WHAT THE TASK ASKS: Set the listing down unchanged, minus every embedded image.

Recorded data
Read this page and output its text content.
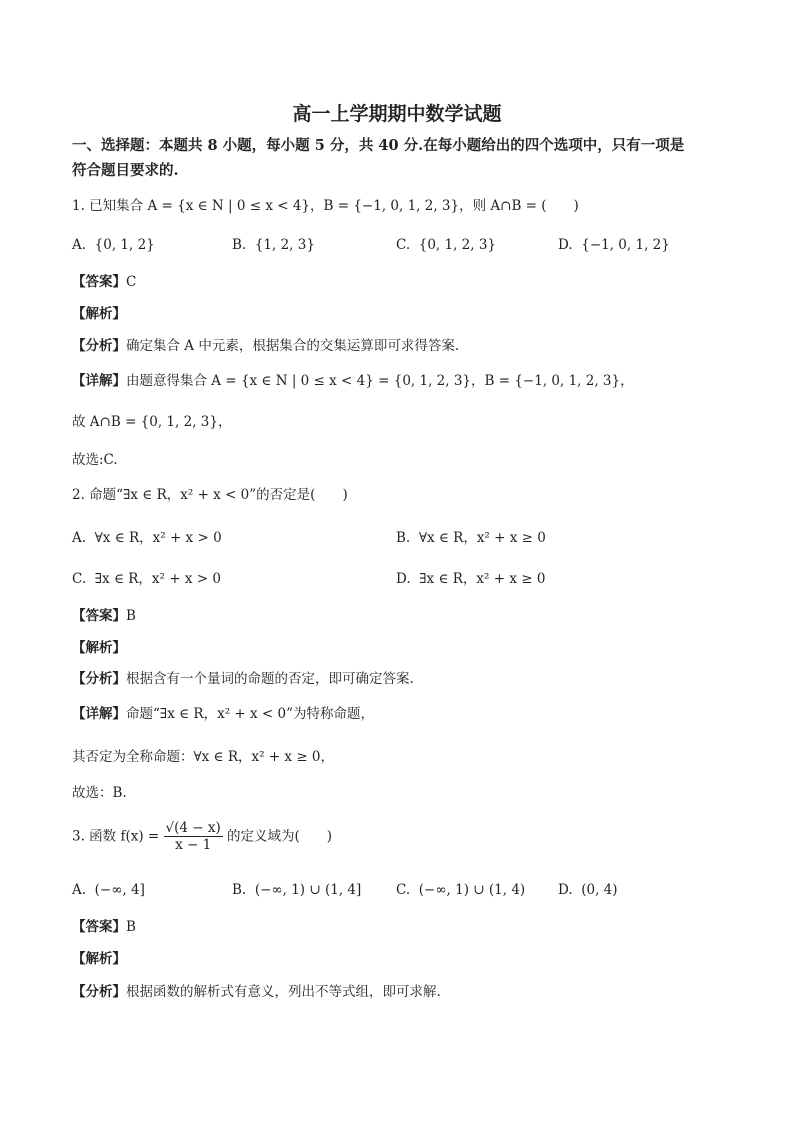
高一上学期期中数学试题
一、选择题：本题共 8 小题，每小题 5 分，共 40 分.在每小题给出的四个选项中，只有一项是
符合题目要求的.
1. 已知集合 A = {x ∈ N | 0 ≤ x < 4}，B = {−1, 0, 1, 2, 3}，则 A∩B = (　　)
A. {0, 1, 2}	B. {1, 2, 3}	C. {0, 1, 2, 3}	D. {−1, 0, 1, 2}
【答案】C
【解析】
【分析】确定集合 A 中元素，根据集合的交集运算即可求得答案.
【详解】由题意得集合 A = {x ∈ N | 0 ≤ x < 4} = {0, 1, 2, 3}，B = {−1, 0, 1, 2, 3}，
故 A∩B = {0, 1, 2, 3}，
故选:C.
2. 命题“∃x ∈ R，x² + x < 0”的否定是(　　)
A. ∀x ∈ R，x² + x > 0	B. ∀x ∈ R，x² + x ≥ 0
C. ∃x ∈ R，x² + x > 0	D. ∃x ∈ R，x² + x ≥ 0
【答案】B
【解析】
【分析】根据含有一个量词的命题的否定，即可确定答案.
【详解】命题“∃x ∈ R，x² + x < 0”为特称命题，
其否定为全称命题：∀x ∈ R，x² + x ≥ 0，
故选：B.
3. 函数 $f(x) = \frac{√(4 - x)}{x - 1}$ 的定义域为(　　)
A. (−∞, 4]	B. (−∞, 1) ∪ (1, 4]	C. (−∞, 1) ∪ (1, 4) D. (0, 4)
【答案】B
【解析】
【分析】根据函数的解析式有意义，列出不等式组，即可求解.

RESULT OF THE TASK:
Read this page and output its text content.
高一上学期期中数学试题
一、选择题：本题共 8 小题，每小题 5 分，共 40 分.在每小题给出的四个选项中，只有一项是
符合题目要求的.
1. 已知集合 A = {x ∈ N | 0 ≤ x < 4}，B = {−1, 0, 1, 2, 3}，则 A∩B = (　　)
A. {0, 1, 2}	B. {1, 2, 3}	C. {0, 1, 2, 3}	D. {−1, 0, 1, 2}
【答案】C
【解析】
【分析】确定集合 A 中元素，根据集合的交集运算即可求得答案.
【详解】由题意得集合 A = {x ∈ N | 0 ≤ x < 4} = {0, 1, 2, 3}，B = {−1, 0, 1, 2, 3}，
故 A∩B = {0, 1, 2, 3}，
故选:C.
2. 命题“∃x ∈ R，x² + x < 0”的否定是(　　)
A. ∀x ∈ R，x² + x > 0	B. ∀x ∈ R，x² + x ≥ 0
C. ∃x ∈ R，x² + x > 0	D. ∃x ∈ R，x² + x ≥ 0
【答案】B
【解析】
【分析】根据含有一个量词的命题的否定，即可确定答案.
【详解】命题“∃x ∈ R，x² + x < 0”为特称命题，
其否定为全称命题：∀x ∈ R，x² + x ≥ 0，
故选：B.
3. 函数 $f(x) = \frac{√(4 - x)}{x - 1}$ 的定义域为(　　)
A. (−∞, 4]	B. (−∞, 1) ∪ (1, 4]	C. (−∞, 1) ∪ (1, 4) D. (0, 4)
【答案】B
【解析】
【分析】根据函数的解析式有意义，列出不等式组，即可求解.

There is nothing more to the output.